- DIRECTION -
Copy out all of the material exactly.

Saved data entries

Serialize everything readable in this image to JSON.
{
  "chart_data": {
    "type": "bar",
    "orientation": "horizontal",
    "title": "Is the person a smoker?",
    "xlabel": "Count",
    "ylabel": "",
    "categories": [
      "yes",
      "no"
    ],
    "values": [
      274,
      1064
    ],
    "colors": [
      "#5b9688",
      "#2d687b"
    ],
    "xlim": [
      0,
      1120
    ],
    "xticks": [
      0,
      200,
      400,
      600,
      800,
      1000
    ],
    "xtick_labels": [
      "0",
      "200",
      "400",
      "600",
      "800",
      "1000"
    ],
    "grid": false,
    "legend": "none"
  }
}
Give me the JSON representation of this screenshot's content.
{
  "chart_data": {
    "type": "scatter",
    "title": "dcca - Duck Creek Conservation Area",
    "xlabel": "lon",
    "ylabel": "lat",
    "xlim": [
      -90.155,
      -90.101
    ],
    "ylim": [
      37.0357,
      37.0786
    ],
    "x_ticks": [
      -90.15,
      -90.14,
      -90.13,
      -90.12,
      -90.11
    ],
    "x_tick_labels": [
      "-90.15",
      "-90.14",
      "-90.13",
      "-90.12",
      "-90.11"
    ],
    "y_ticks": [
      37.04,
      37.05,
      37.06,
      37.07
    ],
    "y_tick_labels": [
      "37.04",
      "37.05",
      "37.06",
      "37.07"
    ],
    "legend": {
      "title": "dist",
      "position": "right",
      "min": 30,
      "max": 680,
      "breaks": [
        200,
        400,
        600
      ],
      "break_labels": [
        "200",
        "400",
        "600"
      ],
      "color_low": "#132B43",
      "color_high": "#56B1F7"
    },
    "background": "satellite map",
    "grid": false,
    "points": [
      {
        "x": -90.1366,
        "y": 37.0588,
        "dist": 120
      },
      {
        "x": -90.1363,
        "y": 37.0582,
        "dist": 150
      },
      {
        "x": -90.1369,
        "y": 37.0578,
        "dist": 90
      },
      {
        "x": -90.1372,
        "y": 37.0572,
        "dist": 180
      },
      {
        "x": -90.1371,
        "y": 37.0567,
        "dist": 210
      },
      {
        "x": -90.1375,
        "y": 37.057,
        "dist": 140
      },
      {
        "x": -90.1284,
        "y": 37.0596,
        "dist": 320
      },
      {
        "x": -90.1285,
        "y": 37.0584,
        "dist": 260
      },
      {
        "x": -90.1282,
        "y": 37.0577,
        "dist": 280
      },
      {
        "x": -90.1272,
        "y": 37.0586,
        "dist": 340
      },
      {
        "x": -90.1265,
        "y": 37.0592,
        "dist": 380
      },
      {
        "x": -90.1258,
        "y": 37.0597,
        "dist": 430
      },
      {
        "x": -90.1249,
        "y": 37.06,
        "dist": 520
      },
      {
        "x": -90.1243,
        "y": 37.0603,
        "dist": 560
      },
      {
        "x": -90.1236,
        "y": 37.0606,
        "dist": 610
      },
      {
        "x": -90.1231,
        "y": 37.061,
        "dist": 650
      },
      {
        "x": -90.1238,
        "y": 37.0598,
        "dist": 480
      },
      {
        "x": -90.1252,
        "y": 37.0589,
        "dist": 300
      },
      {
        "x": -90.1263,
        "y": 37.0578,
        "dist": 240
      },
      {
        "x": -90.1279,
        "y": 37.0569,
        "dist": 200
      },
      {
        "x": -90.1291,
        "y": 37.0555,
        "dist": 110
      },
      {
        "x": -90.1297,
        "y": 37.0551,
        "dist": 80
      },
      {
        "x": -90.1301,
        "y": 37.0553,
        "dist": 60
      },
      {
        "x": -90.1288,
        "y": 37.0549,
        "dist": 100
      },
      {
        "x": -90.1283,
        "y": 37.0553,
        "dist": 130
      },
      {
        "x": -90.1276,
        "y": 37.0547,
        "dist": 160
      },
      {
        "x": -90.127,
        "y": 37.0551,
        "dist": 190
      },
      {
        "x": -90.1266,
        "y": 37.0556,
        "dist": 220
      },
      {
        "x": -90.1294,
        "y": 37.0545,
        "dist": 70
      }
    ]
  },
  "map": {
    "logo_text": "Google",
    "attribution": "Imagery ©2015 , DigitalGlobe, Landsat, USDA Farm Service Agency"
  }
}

- SOLUTION TO THE EXERCISE -
Serialize everything readable in this image to JSON.
{
  "chart_data": {
    "type": "bar",
    "orientation": "horizontal",
    "title": "Is the person a smoker?",
    "xlabel": "Count",
    "ylabel": "",
    "categories": [
      "yes",
      "no"
    ],
    "values": [
      274,
      1064
    ],
    "colors": [
      "#5b9688",
      "#2d687b"
    ],
    "xlim": [
      0,
      1120
    ],
    "xticks": [
      0,
      200,
      400,
      600,
      800,
      1000
    ],
    "xtick_labels": [
      "0",
      "200",
      "400",
      "600",
      "800",
      "1000"
    ],
    "grid": false,
    "legend": "none"
  }
}
Give me the JSON representation of this screenshot's content.
{
  "chart_data": {
    "type": "scatter",
    "title": "dcca - Duck Creek Conservation Area",
    "xlabel": "lon",
    "ylabel": "lat",
    "xlim": [
      -90.155,
      -90.101
    ],
    "ylim": [
      37.0357,
      37.0786
    ],
    "x_ticks": [
      -90.15,
      -90.14,
      -90.13,
      -90.12,
      -90.11
    ],
    "x_tick_labels": [
      "-90.15",
      "-90.14",
      "-90.13",
      "-90.12",
      "-90.11"
    ],
    "y_ticks": [
      37.04,
      37.05,
      37.06,
      37.07
    ],
    "y_tick_labels": [
      "37.04",
      "37.05",
      "37.06",
      "37.07"
    ],
    "legend": {
      "title": "dist",
      "position": "right",
      "min": 30,
      "max": 680,
      "breaks": [
        200,
        400,
        600
      ],
      "break_labels": [
        "200",
        "400",
        "600"
      ],
      "color_low": "#132B43",
      "color_high": "#56B1F7"
    },
    "background": "satellite map",
    "grid": false,
    "points": [
      {
        "x": -90.1366,
        "y": 37.0588,
        "dist": 120
      },
      {
        "x": -90.1363,
        "y": 37.0582,
        "dist": 150
      },
      {
        "x": -90.1369,
        "y": 37.0578,
        "dist": 90
      },
      {
        "x": -90.1372,
        "y": 37.0572,
        "dist": 180
      },
      {
        "x": -90.1371,
        "y": 37.0567,
        "dist": 210
      },
      {
        "x": -90.1375,
        "y": 37.057,
        "dist": 140
      },
      {
        "x": -90.1284,
        "y": 37.0596,
        "dist": 320
      },
      {
        "x": -90.1285,
        "y": 37.0584,
        "dist": 260
      },
      {
        "x": -90.1282,
        "y": 37.0577,
        "dist": 280
      },
      {
        "x": -90.1272,
        "y": 37.0586,
        "dist": 340
      },
      {
        "x": -90.1265,
        "y": 37.0592,
        "dist": 380
      },
      {
        "x": -90.1258,
        "y": 37.0597,
        "dist": 430
      },
      {
        "x": -90.1249,
        "y": 37.06,
        "dist": 520
      },
      {
        "x": -90.1243,
        "y": 37.0603,
        "dist": 560
      },
      {
        "x": -90.1236,
        "y": 37.0606,
        "dist": 610
      },
      {
        "x": -90.1231,
        "y": 37.061,
        "dist": 650
      },
      {
        "x": -90.1238,
        "y": 37.0598,
        "dist": 480
      },
      {
        "x": -90.1252,
        "y": 37.0589,
        "dist": 300
      },
      {
        "x": -90.1263,
        "y": 37.0578,
        "dist": 240
      },
      {
        "x": -90.1279,
        "y": 37.0569,
        "dist": 200
      },
      {
        "x": -90.1291,
        "y": 37.0555,
        "dist": 110
      },
      {
        "x": -90.1297,
        "y": 37.0551,
        "dist": 80
      },
      {
        "x": -90.1301,
        "y": 37.0553,
        "dist": 60
      },
      {
        "x": -90.1288,
        "y": 37.0549,
        "dist": 100
      },
      {
        "x": -90.1283,
        "y": 37.0553,
        "dist": 130
      },
      {
        "x": -90.1276,
        "y": 37.0547,
        "dist": 160
      },
      {
        "x": -90.127,
        "y": 37.0551,
        "dist": 190
      },
      {
        "x": -90.1266,
        "y": 37.0556,
        "dist": 220
      },
      {
        "x": -90.1294,
        "y": 37.0545,
        "dist": 70
      }
    ]
  },
  "map": {
    "logo_text": "Google",
    "attribution": "Imagery ©2015 , DigitalGlobe, Landsat, USDA Farm Service Agency"
  }
}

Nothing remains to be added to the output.